Start EXERCISE MATERIAL

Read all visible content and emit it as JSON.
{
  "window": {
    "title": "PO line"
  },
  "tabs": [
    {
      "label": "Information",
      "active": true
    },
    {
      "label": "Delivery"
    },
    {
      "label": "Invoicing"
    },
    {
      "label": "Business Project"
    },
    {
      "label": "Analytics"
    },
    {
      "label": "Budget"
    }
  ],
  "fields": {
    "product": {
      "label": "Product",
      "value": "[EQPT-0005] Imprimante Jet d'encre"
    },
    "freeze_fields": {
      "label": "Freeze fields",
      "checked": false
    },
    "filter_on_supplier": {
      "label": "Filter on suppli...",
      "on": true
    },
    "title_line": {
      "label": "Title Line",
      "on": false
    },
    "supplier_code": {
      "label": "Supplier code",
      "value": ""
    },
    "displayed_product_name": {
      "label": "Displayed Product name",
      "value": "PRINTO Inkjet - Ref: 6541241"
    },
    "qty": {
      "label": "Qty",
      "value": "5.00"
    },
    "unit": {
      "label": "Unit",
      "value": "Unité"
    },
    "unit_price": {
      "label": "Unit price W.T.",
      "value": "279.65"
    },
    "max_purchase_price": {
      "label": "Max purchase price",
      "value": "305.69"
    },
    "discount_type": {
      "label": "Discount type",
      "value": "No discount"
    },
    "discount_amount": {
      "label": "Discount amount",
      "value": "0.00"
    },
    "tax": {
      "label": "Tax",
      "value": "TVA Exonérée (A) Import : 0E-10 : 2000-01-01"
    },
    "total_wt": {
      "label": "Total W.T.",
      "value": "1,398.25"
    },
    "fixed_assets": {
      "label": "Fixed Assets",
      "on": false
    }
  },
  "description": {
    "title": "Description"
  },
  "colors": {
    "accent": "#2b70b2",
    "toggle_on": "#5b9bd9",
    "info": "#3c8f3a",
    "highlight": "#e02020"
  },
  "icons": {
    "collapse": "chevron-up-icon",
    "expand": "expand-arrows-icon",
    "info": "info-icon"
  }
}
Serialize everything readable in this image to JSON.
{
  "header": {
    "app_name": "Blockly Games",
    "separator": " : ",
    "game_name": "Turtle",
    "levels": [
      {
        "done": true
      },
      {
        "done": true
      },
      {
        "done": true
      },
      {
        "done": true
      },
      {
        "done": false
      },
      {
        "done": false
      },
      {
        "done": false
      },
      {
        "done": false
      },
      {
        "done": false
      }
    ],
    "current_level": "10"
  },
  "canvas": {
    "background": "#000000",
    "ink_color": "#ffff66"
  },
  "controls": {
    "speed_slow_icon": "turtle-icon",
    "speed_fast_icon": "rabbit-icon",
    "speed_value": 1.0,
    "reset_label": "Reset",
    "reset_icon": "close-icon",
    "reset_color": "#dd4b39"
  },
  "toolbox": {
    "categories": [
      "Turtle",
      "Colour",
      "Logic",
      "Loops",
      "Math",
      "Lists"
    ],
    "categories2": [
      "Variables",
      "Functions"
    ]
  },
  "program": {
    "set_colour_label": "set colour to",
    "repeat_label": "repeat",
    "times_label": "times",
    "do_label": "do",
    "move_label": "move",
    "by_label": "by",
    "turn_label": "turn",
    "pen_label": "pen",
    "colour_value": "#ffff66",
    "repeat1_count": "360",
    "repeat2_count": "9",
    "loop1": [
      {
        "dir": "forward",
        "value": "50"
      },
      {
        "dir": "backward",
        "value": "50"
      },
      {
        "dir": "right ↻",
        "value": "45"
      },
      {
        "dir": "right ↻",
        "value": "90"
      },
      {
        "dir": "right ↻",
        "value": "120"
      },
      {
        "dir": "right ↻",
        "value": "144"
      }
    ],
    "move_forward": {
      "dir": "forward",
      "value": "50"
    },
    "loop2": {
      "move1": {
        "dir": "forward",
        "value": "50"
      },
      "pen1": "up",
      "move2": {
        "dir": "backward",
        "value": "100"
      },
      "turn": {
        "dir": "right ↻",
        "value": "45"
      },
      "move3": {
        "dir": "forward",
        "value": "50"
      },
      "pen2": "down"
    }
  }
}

End EXERCISE MATERIAL

*TASK DIRECTIONS*.
Take the data above and return it exactly.

*ANSWER FOR THIS EXERCISE*.
Read all visible content and emit it as JSON.
{
  "window": {
    "title": "PO line"
  },
  "tabs": [
    {
      "label": "Information",
      "active": true
    },
    {
      "label": "Delivery"
    },
    {
      "label": "Invoicing"
    },
    {
      "label": "Business Project"
    },
    {
      "label": "Analytics"
    },
    {
      "label": "Budget"
    }
  ],
  "fields": {
    "product": {
      "label": "Product",
      "value": "[EQPT-0005] Imprimante Jet d'encre"
    },
    "freeze_fields": {
      "label": "Freeze fields",
      "checked": false
    },
    "filter_on_supplier": {
      "label": "Filter on suppli...",
      "on": true
    },
    "title_line": {
      "label": "Title Line",
      "on": false
    },
    "supplier_code": {
      "label": "Supplier code",
      "value": ""
    },
    "displayed_product_name": {
      "label": "Displayed Product name",
      "value": "PRINTO Inkjet - Ref: 6541241"
    },
    "qty": {
      "label": "Qty",
      "value": "5.00"
    },
    "unit": {
      "label": "Unit",
      "value": "Unité"
    },
    "unit_price": {
      "label": "Unit price W.T.",
      "value": "279.65"
    },
    "max_purchase_price": {
      "label": "Max purchase price",
      "value": "305.69"
    },
    "discount_type": {
      "label": "Discount type",
      "value": "No discount"
    },
    "discount_amount": {
      "label": "Discount amount",
      "value": "0.00"
    },
    "tax": {
      "label": "Tax",
      "value": "TVA Exonérée (A) Import : 0E-10 : 2000-01-01"
    },
    "total_wt": {
      "label": "Total W.T.",
      "value": "1,398.25"
    },
    "fixed_assets": {
      "label": "Fixed Assets",
      "on": false
    }
  },
  "description": {
    "title": "Description"
  },
  "colors": {
    "accent": "#2b70b2",
    "toggle_on": "#5b9bd9",
    "info": "#3c8f3a",
    "highlight": "#e02020"
  },
  "icons": {
    "collapse": "chevron-up-icon",
    "expand": "expand-arrows-icon",
    "info": "info-icon"
  }
}
Serialize everything readable in this image to JSON.
{
  "header": {
    "app_name": "Blockly Games",
    "separator": " : ",
    "game_name": "Turtle",
    "levels": [
      {
        "done": true
      },
      {
        "done": true
      },
      {
        "done": true
      },
      {
        "done": true
      },
      {
        "done": false
      },
      {
        "done": false
      },
      {
        "done": false
      },
      {
        "done": false
      },
      {
        "done": false
      }
    ],
    "current_level": "10"
  },
  "canvas": {
    "background": "#000000",
    "ink_color": "#ffff66"
  },
  "controls": {
    "speed_slow_icon": "turtle-icon",
    "speed_fast_icon": "rabbit-icon",
    "speed_value": 1.0,
    "reset_label": "Reset",
    "reset_icon": "close-icon",
    "reset_color": "#dd4b39"
  },
  "toolbox": {
    "categories": [
      "Turtle",
      "Colour",
      "Logic",
      "Loops",
      "Math",
      "Lists"
    ],
    "categories2": [
      "Variables",
      "Functions"
    ]
  },
  "program": {
    "set_colour_label": "set colour to",
    "repeat_label": "repeat",
    "times_label": "times",
    "do_label": "do",
    "move_label": "move",
    "by_label": "by",
    "turn_label": "turn",
    "pen_label": "pen",
    "colour_value": "#ffff66",
    "repeat1_count": "360",
    "repeat2_count": "9",
    "loop1": [
      {
        "dir": "forward",
        "value": "50"
      },
      {
        "dir": "backward",
        "value": "50"
      },
      {
        "dir": "right ↻",
        "value": "45"
      },
      {
        "dir": "right ↻",
        "value": "90"
      },
      {
        "dir": "right ↻",
        "value": "120"
      },
      {
        "dir": "right ↻",
        "value": "144"
      }
    ],
    "move_forward": {
      "dir": "forward",
      "value": "50"
    },
    "loop2": {
      "move1": {
        "dir": "forward",
        "value": "50"
      },
      "pen1": "up",
      "move2": {
        "dir": "backward",
        "value": "100"
      },
      "turn": {
        "dir": "right ↻",
        "value": "45"
      },
      "move3": {
        "dir": "forward",
        "value": "50"
      },
      "pen2": "down"
    }
  }
}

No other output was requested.